#### [Given request]
Report how many lines hold the string "Czechoslovakians". Give the number and nothing else.

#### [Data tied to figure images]
··········

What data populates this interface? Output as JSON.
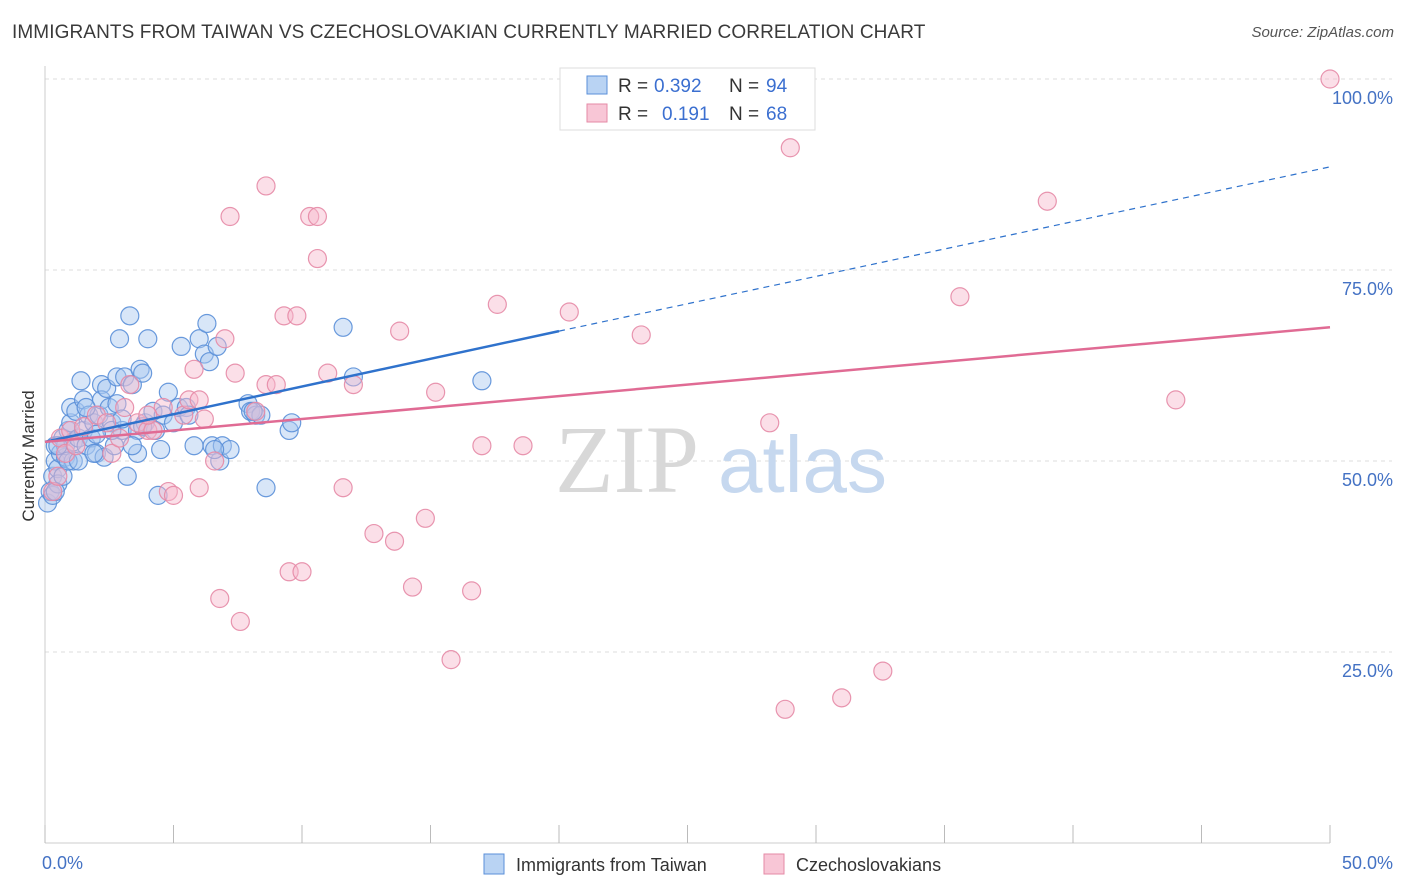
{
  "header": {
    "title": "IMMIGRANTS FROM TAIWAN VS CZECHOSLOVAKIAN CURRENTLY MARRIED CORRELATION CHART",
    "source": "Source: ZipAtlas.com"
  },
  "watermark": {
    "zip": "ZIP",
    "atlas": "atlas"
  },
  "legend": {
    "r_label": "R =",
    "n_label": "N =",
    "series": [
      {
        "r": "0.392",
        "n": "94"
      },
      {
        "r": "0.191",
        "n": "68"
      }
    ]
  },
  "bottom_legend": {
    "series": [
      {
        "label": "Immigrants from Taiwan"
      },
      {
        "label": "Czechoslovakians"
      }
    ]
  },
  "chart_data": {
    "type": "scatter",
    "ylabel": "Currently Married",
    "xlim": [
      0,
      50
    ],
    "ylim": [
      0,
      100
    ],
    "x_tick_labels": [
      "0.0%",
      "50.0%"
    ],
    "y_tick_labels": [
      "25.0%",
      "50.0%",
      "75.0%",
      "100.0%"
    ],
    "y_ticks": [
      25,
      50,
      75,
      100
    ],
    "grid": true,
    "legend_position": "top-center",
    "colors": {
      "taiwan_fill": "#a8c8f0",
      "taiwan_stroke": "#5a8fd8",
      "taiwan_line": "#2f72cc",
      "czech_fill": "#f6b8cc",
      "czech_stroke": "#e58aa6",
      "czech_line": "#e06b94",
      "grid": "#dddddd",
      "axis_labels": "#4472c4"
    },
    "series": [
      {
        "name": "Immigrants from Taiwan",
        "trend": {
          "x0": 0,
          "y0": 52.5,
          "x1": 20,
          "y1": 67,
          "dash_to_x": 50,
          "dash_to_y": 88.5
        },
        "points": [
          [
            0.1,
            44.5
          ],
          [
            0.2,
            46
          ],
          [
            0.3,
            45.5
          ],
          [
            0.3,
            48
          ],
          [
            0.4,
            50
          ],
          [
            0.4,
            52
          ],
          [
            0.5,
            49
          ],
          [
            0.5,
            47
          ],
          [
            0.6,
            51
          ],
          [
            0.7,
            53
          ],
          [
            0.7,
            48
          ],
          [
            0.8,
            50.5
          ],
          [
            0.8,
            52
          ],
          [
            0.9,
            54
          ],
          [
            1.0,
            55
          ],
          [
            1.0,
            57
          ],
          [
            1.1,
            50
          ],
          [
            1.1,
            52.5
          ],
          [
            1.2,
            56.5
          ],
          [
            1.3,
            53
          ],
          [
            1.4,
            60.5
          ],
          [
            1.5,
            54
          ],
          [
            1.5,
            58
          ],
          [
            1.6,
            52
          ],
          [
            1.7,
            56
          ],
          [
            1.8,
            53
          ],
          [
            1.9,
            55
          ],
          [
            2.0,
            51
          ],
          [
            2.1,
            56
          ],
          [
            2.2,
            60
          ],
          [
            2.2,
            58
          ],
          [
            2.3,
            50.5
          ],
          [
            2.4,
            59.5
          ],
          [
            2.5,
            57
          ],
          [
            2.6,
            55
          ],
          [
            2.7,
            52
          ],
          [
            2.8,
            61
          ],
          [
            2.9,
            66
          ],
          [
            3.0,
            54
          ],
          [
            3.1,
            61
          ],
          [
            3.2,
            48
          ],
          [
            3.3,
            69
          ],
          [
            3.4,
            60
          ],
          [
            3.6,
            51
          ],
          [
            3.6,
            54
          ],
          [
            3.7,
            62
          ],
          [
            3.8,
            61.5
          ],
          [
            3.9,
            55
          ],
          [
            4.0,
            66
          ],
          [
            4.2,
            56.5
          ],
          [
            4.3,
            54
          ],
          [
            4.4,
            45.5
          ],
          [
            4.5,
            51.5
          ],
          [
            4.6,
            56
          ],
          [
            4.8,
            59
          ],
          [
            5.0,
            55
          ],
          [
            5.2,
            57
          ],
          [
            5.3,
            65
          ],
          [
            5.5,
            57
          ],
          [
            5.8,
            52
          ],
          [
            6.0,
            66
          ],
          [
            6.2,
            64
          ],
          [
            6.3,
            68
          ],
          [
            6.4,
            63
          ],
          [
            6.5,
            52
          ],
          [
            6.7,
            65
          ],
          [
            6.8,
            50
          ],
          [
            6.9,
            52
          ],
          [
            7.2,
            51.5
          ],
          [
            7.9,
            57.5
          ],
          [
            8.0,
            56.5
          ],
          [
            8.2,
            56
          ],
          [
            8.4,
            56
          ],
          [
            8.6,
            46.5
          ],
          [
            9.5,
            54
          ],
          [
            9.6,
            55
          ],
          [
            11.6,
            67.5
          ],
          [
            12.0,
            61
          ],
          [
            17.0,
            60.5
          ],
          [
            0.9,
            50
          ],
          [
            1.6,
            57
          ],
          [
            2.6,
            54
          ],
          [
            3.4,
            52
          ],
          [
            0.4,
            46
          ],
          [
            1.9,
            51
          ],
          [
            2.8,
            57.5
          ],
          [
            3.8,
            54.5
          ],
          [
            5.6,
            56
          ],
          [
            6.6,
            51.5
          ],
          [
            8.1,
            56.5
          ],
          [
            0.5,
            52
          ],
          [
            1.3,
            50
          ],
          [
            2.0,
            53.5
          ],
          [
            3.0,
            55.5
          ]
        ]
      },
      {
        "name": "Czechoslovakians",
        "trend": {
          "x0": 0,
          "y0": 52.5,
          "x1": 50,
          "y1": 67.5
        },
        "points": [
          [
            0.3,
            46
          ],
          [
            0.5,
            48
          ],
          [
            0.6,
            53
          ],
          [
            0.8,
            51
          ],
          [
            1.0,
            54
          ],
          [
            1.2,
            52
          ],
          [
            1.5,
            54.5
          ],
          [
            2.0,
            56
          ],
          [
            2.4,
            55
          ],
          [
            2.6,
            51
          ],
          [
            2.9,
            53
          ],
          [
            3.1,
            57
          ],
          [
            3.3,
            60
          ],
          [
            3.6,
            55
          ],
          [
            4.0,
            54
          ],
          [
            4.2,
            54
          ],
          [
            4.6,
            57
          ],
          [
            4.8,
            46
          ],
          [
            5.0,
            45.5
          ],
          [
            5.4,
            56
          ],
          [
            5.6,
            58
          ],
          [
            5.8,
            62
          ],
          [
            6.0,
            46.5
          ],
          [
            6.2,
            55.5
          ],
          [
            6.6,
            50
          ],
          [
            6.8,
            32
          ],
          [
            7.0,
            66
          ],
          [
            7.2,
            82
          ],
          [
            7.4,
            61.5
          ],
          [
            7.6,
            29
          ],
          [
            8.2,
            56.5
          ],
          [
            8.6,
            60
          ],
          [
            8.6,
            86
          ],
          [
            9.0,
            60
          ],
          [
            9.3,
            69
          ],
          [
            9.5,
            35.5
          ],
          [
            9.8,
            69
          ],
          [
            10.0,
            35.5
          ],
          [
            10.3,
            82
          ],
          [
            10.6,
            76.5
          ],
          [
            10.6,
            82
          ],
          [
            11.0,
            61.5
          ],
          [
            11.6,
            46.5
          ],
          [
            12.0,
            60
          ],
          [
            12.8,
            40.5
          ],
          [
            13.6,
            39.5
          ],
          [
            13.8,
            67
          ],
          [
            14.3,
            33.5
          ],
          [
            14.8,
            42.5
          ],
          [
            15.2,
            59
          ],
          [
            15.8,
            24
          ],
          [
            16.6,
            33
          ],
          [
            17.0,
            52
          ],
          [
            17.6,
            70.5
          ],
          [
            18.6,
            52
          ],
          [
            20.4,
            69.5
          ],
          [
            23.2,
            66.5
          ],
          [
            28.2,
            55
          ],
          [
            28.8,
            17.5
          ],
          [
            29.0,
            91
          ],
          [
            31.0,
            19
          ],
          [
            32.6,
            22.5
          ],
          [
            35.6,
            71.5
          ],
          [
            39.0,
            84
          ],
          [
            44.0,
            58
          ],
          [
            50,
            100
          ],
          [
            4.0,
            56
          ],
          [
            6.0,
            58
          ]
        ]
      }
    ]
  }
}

··········

#### [Result for this task]
2